Part of a data file:
--------------------------------------------------

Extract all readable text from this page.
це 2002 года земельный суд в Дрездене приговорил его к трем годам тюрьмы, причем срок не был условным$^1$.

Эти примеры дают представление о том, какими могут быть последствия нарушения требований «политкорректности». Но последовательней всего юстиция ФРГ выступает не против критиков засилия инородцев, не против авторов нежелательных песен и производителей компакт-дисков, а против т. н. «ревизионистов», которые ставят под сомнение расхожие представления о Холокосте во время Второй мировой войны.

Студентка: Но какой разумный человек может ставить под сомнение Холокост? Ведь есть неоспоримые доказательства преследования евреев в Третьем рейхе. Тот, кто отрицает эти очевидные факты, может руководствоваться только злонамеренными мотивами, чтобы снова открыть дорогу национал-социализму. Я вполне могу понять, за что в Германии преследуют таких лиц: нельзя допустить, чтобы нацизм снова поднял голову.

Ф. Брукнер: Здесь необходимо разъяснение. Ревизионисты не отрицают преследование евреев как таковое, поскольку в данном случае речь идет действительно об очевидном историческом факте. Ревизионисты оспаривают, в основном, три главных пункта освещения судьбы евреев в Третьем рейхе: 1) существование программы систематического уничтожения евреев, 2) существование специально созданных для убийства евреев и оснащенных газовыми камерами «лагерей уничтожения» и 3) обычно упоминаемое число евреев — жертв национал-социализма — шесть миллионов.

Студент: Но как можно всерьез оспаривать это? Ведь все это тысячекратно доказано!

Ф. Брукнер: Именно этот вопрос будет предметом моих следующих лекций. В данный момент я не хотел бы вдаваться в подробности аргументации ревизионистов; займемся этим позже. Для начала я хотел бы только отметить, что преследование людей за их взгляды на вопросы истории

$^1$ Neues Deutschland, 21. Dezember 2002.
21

--------------------------------------------------

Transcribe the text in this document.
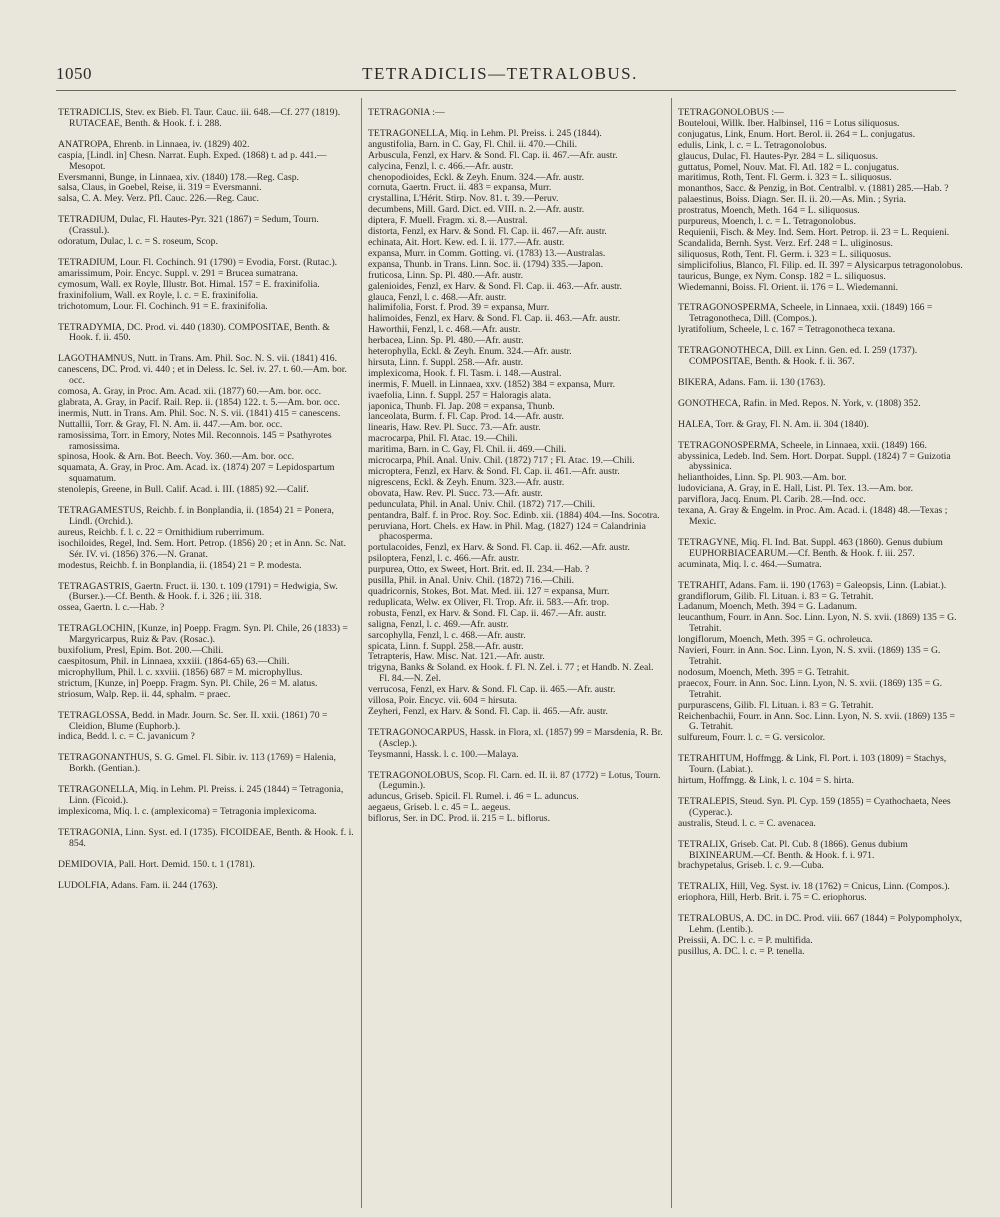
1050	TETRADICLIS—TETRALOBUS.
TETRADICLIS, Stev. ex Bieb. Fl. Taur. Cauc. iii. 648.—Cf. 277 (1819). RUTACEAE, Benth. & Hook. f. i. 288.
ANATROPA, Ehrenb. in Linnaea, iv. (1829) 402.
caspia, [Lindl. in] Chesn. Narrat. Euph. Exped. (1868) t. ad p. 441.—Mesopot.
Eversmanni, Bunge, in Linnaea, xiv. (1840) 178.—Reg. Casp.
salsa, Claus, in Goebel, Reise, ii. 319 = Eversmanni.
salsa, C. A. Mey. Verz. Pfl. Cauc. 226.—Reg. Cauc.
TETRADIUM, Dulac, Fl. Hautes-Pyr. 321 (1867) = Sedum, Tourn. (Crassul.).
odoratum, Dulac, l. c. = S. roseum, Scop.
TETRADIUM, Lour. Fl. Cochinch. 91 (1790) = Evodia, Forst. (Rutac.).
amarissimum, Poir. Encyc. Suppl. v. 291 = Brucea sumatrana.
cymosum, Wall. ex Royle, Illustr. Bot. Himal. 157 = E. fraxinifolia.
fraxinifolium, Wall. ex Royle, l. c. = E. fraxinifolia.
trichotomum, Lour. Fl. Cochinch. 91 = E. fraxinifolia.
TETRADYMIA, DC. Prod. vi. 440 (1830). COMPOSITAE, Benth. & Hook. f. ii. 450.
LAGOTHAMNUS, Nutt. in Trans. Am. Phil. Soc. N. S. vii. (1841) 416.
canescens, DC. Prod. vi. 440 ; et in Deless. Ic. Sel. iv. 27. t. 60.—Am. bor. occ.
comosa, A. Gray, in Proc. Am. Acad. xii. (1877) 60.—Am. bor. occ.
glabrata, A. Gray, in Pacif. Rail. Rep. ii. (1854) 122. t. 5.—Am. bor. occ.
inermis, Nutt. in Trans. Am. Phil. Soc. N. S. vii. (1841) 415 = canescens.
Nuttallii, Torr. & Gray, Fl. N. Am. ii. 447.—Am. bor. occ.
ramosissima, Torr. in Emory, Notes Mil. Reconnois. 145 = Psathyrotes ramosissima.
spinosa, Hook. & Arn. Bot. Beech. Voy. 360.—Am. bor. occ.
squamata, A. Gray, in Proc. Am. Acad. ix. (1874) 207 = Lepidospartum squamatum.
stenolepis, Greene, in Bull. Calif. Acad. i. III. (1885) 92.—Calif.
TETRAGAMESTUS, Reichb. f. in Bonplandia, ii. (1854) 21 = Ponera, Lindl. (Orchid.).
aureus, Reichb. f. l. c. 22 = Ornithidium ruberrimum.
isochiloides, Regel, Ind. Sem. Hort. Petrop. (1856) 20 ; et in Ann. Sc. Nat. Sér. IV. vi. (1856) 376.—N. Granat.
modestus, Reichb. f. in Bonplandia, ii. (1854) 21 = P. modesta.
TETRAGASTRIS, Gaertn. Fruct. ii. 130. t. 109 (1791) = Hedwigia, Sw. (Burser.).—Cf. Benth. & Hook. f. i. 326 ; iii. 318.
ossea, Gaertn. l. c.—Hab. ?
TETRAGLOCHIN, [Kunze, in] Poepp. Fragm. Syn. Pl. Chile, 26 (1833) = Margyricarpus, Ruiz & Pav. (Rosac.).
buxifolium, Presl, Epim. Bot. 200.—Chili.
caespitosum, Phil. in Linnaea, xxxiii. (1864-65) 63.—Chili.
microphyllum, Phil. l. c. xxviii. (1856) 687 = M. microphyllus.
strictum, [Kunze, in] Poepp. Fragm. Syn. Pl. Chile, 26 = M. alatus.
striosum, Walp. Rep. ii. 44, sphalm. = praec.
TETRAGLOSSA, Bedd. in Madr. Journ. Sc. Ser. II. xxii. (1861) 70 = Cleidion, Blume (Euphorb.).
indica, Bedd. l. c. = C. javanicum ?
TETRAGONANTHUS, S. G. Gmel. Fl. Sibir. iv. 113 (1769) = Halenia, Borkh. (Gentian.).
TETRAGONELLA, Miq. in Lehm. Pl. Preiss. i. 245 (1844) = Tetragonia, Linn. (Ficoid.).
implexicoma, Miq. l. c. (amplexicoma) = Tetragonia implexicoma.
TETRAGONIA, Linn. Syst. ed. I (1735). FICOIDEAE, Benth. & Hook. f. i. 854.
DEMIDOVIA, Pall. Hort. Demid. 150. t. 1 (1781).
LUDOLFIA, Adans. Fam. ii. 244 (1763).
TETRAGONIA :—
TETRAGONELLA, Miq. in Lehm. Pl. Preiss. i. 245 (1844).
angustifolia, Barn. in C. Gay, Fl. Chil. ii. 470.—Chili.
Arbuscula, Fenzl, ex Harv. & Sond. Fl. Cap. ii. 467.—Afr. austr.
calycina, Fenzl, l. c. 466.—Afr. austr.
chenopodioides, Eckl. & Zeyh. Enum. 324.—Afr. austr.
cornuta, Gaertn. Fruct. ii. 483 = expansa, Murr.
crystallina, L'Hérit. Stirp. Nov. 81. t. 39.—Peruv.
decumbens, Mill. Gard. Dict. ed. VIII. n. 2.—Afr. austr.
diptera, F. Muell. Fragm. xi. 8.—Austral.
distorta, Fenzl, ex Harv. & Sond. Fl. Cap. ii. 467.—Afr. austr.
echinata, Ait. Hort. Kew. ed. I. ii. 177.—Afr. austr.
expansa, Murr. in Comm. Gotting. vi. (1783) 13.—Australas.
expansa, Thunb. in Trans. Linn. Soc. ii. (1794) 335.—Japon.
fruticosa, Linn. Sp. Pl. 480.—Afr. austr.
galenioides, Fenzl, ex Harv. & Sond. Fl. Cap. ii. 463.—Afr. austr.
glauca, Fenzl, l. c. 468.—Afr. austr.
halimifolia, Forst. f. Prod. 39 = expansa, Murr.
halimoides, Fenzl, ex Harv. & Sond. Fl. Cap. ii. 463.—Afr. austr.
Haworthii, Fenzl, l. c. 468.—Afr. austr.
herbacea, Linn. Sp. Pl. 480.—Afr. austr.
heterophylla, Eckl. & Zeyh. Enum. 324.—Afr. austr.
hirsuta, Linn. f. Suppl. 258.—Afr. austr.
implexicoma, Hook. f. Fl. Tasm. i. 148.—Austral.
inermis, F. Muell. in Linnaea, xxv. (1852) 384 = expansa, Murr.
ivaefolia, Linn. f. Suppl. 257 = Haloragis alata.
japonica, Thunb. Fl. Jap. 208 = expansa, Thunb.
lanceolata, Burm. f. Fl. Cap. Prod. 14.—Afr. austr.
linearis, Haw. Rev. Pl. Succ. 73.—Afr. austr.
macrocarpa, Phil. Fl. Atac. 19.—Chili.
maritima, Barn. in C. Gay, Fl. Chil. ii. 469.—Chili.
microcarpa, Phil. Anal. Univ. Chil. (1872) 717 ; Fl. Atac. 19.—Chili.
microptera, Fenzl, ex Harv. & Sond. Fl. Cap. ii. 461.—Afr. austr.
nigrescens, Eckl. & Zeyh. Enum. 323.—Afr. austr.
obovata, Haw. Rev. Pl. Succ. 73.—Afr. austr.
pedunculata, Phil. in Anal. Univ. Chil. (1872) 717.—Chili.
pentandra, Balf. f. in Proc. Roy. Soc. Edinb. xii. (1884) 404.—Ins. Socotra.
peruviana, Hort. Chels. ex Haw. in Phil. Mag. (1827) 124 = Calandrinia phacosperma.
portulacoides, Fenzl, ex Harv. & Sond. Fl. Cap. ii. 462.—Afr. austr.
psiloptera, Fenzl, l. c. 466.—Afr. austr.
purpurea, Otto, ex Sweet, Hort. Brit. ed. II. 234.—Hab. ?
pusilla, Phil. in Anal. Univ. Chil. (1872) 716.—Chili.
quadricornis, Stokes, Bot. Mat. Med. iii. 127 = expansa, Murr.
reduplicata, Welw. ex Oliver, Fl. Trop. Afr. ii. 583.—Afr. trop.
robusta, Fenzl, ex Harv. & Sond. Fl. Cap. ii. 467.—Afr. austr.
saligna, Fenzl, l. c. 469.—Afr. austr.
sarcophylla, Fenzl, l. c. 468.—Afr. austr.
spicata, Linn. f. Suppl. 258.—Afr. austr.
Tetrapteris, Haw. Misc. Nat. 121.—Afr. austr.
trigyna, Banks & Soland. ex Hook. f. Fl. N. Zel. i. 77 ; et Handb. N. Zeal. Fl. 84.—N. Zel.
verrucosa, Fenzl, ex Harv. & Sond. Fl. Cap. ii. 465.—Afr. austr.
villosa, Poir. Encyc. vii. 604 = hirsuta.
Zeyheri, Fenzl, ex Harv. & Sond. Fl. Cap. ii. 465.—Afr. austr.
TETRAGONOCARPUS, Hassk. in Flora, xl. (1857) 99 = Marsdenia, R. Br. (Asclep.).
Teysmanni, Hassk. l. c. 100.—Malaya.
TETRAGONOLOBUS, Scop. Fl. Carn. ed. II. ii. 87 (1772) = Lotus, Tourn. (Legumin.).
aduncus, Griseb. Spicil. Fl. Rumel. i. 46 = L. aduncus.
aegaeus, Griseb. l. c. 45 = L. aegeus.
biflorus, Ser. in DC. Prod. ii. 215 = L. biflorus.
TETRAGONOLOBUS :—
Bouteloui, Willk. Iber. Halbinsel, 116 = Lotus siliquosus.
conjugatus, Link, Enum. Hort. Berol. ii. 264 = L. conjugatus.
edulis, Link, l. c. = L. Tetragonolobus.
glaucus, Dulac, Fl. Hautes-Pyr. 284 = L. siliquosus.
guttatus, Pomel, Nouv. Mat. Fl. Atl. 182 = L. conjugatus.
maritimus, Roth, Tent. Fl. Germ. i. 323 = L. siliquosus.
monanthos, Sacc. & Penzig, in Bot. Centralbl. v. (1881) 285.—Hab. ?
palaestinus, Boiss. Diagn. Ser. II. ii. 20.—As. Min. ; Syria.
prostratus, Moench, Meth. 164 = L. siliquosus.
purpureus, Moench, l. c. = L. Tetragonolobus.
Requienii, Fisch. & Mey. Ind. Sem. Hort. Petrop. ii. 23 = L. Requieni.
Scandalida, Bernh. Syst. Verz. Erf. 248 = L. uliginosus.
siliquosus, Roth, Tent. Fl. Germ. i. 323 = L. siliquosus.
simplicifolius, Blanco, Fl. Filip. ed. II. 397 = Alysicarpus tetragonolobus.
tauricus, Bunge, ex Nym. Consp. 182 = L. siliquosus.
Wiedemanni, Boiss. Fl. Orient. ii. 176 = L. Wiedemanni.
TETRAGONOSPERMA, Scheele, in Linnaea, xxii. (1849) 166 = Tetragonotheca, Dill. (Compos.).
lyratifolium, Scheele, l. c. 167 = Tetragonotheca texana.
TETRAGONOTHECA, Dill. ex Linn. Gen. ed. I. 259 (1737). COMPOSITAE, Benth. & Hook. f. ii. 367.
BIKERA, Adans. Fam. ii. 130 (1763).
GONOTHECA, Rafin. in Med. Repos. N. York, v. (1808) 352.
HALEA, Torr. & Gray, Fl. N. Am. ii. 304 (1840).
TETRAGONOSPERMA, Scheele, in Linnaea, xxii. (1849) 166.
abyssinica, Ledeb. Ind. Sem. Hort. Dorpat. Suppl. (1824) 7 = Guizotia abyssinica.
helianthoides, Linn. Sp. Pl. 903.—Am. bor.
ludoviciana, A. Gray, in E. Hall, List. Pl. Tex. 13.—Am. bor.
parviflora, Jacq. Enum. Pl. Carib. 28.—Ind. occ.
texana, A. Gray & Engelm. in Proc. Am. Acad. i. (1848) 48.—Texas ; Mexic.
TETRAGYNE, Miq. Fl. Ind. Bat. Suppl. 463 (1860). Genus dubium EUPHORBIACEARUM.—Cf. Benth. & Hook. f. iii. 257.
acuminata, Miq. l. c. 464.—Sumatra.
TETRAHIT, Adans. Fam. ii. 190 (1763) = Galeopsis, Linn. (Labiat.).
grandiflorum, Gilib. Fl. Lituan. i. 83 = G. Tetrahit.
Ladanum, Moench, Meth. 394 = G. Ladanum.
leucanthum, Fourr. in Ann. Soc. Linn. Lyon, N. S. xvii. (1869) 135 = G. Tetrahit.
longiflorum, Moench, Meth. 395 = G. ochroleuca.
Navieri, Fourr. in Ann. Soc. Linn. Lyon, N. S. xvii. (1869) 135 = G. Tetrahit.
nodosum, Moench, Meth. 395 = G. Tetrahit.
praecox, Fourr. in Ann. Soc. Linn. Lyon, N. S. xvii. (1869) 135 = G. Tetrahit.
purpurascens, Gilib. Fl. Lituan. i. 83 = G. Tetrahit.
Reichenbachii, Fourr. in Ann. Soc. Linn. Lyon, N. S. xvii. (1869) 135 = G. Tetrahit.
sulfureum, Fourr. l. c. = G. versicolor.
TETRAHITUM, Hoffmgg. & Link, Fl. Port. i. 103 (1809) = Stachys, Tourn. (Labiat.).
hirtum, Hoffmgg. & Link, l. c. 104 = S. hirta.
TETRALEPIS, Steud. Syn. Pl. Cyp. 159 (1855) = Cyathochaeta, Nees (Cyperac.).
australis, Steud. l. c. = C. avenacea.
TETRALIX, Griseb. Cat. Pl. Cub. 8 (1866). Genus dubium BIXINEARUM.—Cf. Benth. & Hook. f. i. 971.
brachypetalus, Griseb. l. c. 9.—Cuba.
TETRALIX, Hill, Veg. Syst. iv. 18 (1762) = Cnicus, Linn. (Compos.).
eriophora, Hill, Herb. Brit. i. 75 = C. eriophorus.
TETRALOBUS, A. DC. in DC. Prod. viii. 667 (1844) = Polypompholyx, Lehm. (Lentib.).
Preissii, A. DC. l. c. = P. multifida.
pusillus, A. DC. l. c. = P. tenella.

--------------------------------------------------

▶ _DIRECTIVE_: Select, from the listing, all lines that include the word "this".

▶ _FULL SOLUTION_:
Extract all readable text from this page.
Transcribe the text in this document.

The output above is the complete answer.